Some records:
○ ○ ○ ○
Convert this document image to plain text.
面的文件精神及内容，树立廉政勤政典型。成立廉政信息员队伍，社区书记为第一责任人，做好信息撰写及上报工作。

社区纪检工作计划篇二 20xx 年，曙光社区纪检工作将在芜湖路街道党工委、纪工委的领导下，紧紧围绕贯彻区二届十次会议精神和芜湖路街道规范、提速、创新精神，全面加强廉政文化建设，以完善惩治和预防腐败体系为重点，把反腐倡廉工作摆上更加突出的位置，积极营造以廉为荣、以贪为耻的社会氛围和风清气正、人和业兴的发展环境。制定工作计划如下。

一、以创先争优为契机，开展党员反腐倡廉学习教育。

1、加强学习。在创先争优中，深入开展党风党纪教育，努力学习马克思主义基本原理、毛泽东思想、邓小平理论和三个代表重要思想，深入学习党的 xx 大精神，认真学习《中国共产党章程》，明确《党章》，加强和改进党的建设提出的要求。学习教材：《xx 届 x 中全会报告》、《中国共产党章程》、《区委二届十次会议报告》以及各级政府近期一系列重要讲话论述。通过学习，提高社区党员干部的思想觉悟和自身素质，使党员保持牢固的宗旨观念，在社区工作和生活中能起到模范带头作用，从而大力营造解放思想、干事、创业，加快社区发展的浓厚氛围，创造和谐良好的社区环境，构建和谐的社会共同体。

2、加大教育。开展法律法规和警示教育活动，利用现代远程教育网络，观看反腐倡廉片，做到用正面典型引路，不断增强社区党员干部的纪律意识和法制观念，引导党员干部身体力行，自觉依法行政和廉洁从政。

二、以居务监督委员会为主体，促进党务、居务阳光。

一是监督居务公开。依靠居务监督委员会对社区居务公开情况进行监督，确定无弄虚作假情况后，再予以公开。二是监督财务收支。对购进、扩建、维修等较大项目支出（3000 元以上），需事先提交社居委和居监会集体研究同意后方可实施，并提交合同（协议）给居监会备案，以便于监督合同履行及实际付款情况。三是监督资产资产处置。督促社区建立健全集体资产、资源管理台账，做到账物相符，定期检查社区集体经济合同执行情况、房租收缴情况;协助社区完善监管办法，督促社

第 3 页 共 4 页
○ ○ ○ ○
= TASK BRIEF =
Give the listing above again, word for word.

= ANSWER TO THE TASK =
Convert this document image to plain text.
面的文件精神及内容，树立廉政勤政典型。成立廉政信息员队伍，社区书记为第一责任人，做好信息撰写及上报工作。

社区纪检工作计划篇二 20xx 年，曙光社区纪检工作将在芜湖路街道党工委、纪工委的领导下，紧紧围绕贯彻区二届十次会议精神和芜湖路街道规范、提速、创新精神，全面加强廉政文化建设，以完善惩治和预防腐败体系为重点，把反腐倡廉工作摆上更加突出的位置，积极营造以廉为荣、以贪为耻的社会氛围和风清气正、人和业兴的发展环境。制定工作计划如下。

一、以创先争优为契机，开展党员反腐倡廉学习教育。

1、加强学习。在创先争优中，深入开展党风党纪教育，努力学习马克思主义基本原理、毛泽东思想、邓小平理论和三个代表重要思想，深入学习党的 xx 大精神，认真学习《中国共产党章程》，明确《党章》，加强和改进党的建设提出的要求。学习教材：《xx 届 x 中全会报告》、《中国共产党章程》、《区委二届十次会议报告》以及各级政府近期一系列重要讲话论述。通过学习，提高社区党员干部的思想觉悟和自身素质，使党员保持牢固的宗旨观念，在社区工作和生活中能起到模范带头作用，从而大力营造解放思想、干事、创业，加快社区发展的浓厚氛围，创造和谐良好的社区环境，构建和谐的社会共同体。

2、加大教育。开展法律法规和警示教育活动，利用现代远程教育网络，观看反腐倡廉片，做到用正面典型引路，不断增强社区党员干部的纪律意识和法制观念，引导党员干部身体力行，自觉依法行政和廉洁从政。

二、以居务监督委员会为主体，促进党务、居务阳光。

一是监督居务公开。依靠居务监督委员会对社区居务公开情况进行监督，确定无弄虚作假情况后，再予以公开。二是监督财务收支。对购进、扩建、维修等较大项目支出（3000 元以上），需事先提交社居委和居监会集体研究同意后方可实施，并提交合同（协议）给居监会备案，以便于监督合同履行及实际付款情况。三是监督资产资产处置。督促社区建立健全集体资产、资源管理台账，做到账物相符，定期检查社区集体经济合同执行情况、房租收缴情况;协助社区完善监管办法，督促社

第 3 页 共 4 页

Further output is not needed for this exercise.